§ **GIVEN EXERCISE**:
Find each line with the word "JSON" and copy it.

--- start ---

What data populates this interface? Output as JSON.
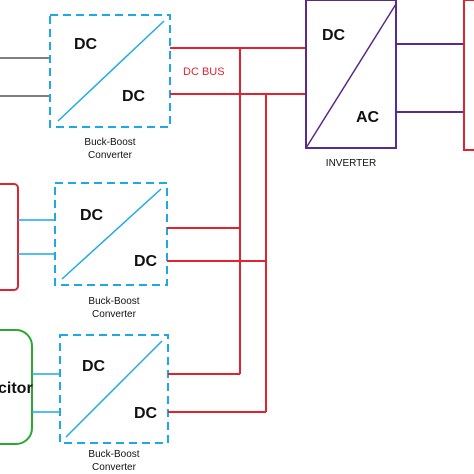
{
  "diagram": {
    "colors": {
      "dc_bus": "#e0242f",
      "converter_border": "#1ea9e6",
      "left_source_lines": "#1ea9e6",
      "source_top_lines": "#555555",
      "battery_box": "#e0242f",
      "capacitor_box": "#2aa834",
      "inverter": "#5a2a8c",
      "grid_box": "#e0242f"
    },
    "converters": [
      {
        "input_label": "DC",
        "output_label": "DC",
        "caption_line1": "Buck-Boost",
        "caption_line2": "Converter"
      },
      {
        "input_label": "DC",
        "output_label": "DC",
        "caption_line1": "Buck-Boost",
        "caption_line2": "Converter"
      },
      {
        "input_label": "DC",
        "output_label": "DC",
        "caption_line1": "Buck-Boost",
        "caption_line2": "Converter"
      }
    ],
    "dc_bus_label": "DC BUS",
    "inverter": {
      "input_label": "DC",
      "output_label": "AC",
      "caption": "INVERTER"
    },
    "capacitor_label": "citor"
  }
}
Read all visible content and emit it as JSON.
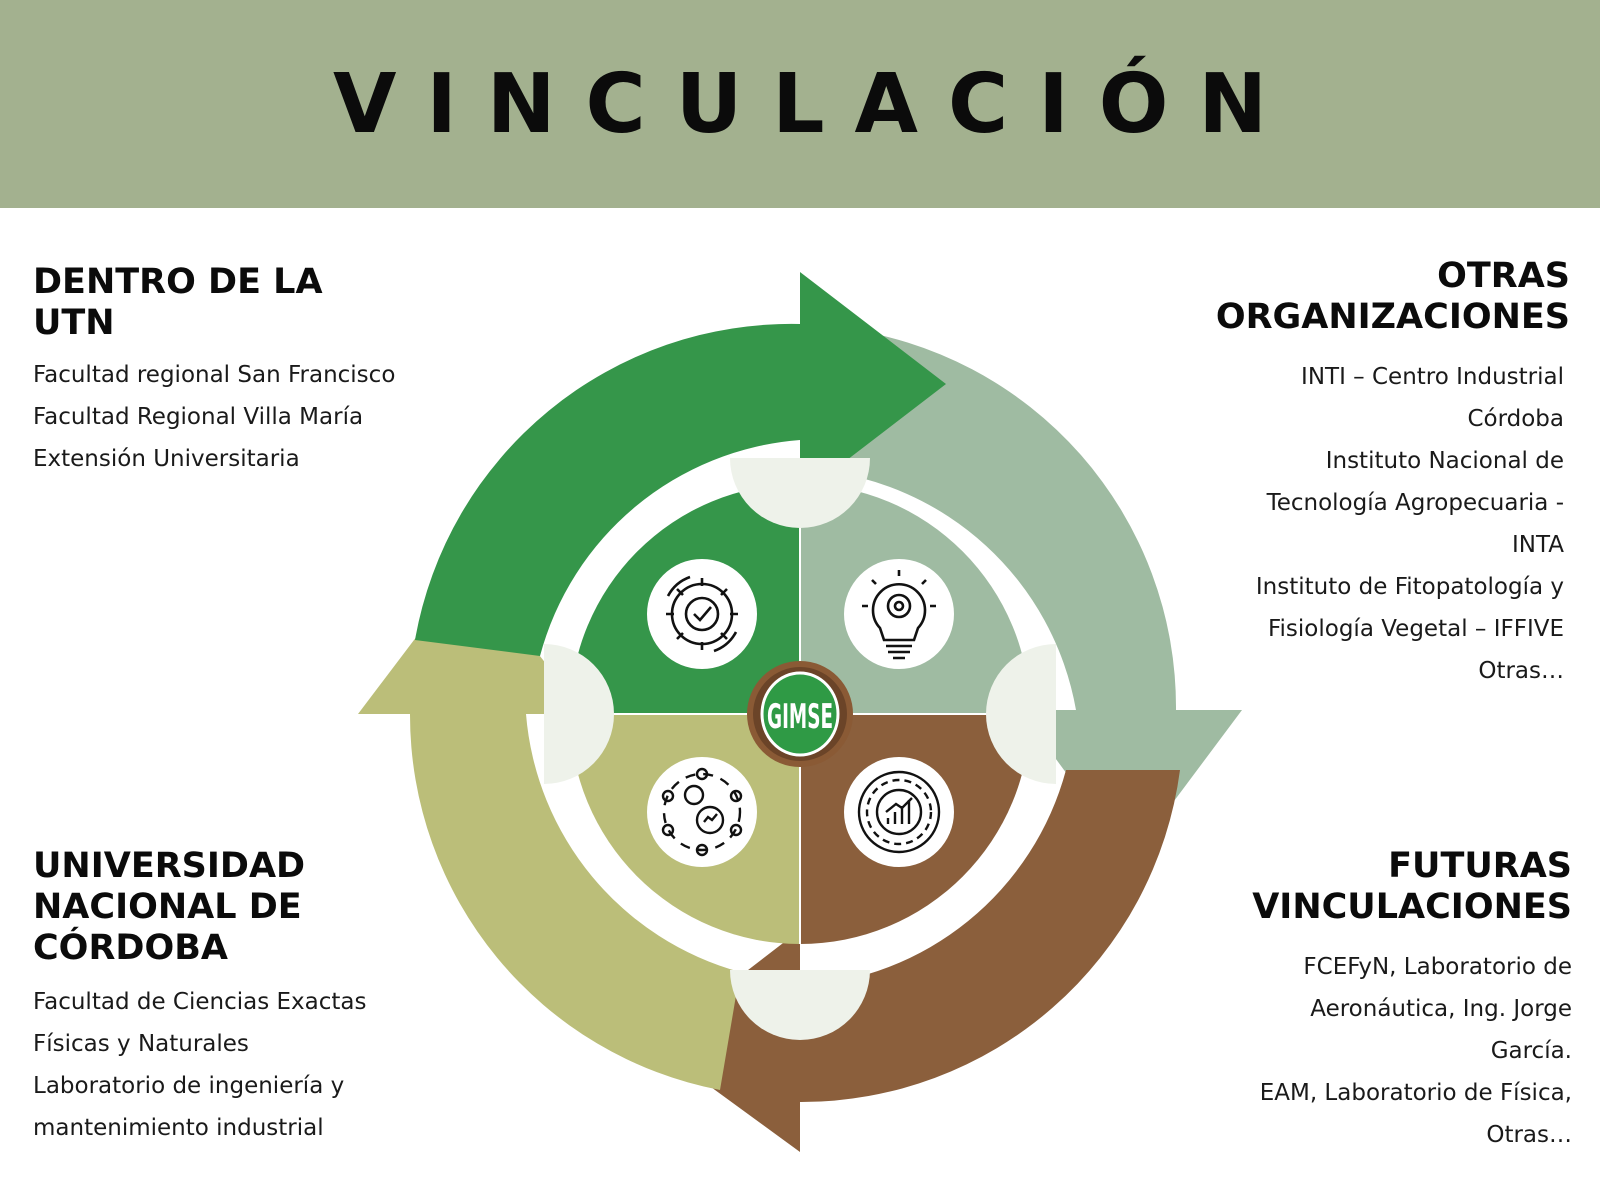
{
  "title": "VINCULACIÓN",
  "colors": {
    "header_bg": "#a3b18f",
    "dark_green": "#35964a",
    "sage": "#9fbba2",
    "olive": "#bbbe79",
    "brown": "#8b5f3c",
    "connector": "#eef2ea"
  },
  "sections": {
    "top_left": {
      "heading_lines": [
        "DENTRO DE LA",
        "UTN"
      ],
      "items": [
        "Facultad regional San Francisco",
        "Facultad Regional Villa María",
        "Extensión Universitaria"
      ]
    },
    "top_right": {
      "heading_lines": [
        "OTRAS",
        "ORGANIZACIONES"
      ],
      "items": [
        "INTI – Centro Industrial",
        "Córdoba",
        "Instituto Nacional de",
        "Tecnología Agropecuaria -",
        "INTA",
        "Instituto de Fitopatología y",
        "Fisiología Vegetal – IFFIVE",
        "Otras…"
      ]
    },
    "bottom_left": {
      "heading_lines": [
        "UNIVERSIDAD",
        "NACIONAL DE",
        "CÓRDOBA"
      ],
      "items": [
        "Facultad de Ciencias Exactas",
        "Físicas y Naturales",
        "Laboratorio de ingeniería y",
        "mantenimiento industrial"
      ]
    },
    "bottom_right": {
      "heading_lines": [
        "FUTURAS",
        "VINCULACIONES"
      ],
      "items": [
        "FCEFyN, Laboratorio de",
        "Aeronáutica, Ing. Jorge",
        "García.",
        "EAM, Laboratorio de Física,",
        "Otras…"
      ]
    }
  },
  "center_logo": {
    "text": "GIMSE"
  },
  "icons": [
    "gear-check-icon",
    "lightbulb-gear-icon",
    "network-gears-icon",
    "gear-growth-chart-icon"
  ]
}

--- end ---
--- start ---

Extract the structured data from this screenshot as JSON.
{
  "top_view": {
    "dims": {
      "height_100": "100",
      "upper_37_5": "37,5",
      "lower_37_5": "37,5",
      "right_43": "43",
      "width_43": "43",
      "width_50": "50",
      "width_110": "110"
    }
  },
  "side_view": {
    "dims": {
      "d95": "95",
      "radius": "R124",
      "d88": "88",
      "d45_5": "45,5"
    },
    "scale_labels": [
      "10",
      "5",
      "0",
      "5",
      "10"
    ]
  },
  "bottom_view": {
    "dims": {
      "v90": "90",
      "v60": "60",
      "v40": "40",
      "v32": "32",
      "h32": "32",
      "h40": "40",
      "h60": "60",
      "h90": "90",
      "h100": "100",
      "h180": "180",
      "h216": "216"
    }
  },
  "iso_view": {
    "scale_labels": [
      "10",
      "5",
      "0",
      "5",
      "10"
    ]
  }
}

--- end ---
--- start ---

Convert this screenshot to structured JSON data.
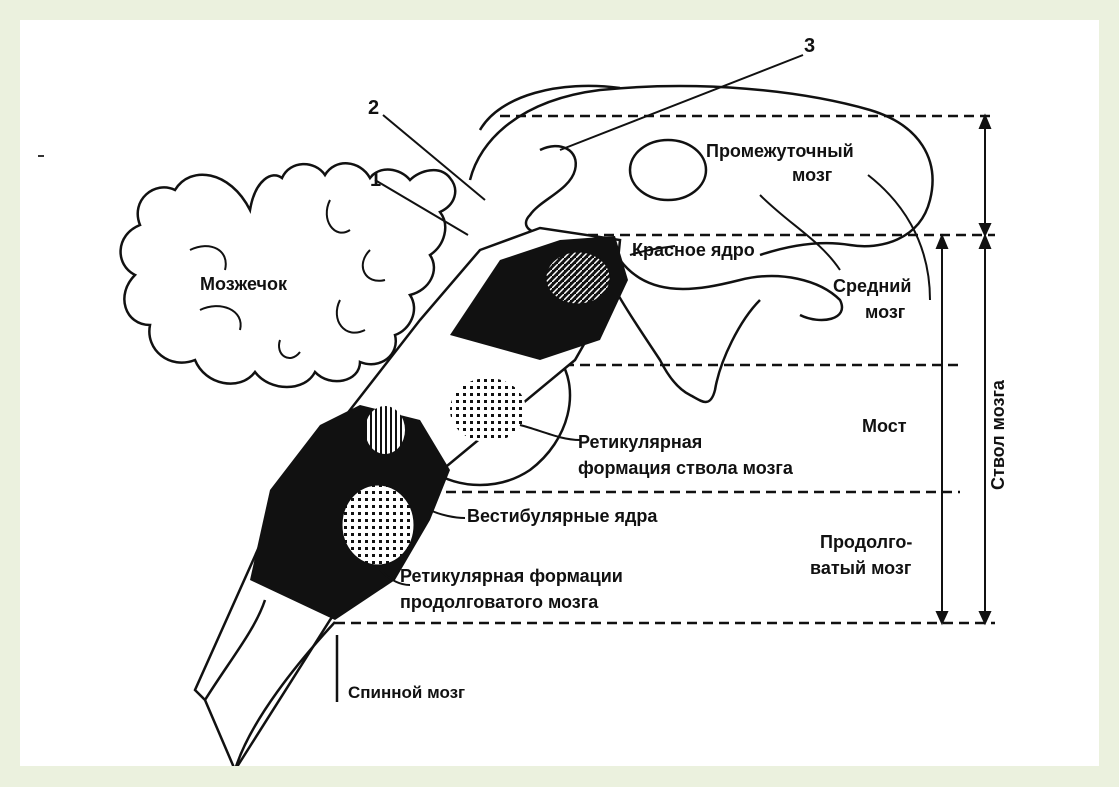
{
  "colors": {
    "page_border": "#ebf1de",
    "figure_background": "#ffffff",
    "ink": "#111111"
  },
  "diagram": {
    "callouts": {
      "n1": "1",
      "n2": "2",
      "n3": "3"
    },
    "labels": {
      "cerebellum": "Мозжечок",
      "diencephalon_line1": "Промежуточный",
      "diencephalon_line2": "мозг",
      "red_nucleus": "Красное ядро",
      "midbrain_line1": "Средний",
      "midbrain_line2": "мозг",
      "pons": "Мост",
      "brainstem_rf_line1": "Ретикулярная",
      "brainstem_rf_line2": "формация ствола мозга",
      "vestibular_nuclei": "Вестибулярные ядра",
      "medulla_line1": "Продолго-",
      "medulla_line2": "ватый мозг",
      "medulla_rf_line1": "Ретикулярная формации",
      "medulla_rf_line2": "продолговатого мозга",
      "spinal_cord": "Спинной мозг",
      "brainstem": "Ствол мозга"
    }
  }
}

--- end ---

§ **FINISHED TASK**:
What data populates this interface? Output as JSON.
Read all visible content and emit it as JSON.
Extract the structured data from this screenshot as JSON.
Convert this screenshot to structured JSON data.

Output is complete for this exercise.